> Problem to solve: Present each line of the entries below that holds the word "ylabel".

Dataset entries

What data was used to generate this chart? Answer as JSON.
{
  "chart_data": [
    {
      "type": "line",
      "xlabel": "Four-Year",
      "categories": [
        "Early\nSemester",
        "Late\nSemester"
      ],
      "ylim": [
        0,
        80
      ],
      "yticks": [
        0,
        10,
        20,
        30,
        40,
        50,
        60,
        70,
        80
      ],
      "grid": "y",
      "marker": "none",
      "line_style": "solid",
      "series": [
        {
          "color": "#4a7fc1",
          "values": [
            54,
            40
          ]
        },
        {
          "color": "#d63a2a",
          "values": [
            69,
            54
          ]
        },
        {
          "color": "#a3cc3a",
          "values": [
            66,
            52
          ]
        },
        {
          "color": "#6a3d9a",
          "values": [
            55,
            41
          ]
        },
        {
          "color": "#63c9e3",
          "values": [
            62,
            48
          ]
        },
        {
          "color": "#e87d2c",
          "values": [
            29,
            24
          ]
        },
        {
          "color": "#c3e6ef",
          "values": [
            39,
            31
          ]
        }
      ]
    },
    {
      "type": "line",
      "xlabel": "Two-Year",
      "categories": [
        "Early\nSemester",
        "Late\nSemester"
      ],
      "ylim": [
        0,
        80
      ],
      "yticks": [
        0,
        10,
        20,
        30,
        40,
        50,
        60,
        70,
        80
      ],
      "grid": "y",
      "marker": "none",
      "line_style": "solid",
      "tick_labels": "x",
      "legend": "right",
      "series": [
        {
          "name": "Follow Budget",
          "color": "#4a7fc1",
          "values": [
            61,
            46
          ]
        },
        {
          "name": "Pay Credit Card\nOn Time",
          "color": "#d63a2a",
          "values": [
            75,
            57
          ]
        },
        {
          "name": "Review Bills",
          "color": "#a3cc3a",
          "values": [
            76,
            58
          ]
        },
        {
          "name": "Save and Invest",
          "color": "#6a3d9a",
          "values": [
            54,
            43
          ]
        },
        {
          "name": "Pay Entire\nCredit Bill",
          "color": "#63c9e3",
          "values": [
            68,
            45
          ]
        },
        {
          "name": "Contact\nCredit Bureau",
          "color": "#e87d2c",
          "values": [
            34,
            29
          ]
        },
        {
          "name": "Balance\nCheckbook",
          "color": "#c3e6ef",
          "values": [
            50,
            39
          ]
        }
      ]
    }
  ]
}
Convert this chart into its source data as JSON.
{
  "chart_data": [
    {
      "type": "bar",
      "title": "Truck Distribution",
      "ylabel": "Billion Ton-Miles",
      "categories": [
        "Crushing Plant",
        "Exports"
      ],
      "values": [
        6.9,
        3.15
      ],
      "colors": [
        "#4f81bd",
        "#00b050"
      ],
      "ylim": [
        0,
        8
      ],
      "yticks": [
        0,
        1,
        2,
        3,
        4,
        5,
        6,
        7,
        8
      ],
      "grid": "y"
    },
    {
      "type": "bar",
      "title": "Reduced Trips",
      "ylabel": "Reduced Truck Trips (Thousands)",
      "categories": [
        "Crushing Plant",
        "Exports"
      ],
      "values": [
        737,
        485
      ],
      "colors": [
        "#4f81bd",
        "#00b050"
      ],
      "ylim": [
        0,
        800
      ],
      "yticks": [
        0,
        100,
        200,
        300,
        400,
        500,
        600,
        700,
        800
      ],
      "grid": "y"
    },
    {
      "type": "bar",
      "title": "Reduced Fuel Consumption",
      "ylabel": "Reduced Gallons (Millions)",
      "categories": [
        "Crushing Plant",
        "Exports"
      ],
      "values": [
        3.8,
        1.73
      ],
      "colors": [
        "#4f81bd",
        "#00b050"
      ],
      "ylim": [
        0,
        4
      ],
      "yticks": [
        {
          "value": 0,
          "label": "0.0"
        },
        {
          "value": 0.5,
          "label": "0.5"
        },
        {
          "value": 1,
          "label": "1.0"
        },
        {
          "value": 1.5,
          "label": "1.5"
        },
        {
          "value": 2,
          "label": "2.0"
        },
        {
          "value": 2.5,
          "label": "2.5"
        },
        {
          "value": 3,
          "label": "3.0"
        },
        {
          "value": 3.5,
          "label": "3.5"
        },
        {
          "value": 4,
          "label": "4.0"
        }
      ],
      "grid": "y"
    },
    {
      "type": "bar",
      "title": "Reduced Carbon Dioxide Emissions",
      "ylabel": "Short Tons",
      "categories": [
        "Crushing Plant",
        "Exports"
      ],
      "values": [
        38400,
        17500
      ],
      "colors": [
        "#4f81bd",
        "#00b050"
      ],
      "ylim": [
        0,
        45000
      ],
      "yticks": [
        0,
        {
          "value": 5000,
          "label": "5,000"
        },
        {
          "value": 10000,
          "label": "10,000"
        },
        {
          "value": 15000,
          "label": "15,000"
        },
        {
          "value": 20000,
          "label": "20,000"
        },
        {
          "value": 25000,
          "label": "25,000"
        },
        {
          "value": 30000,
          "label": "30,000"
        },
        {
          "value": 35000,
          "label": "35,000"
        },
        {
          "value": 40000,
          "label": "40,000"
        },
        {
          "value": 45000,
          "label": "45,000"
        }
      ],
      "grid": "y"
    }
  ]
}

> Output below:
      "ylabel": "Billion Ton-Miles",
      "ylabel": "Reduced Truck Trips (Thousands)",
      "ylabel": "Reduced Gallons (Millions)",
      "ylabel": "Short Tons",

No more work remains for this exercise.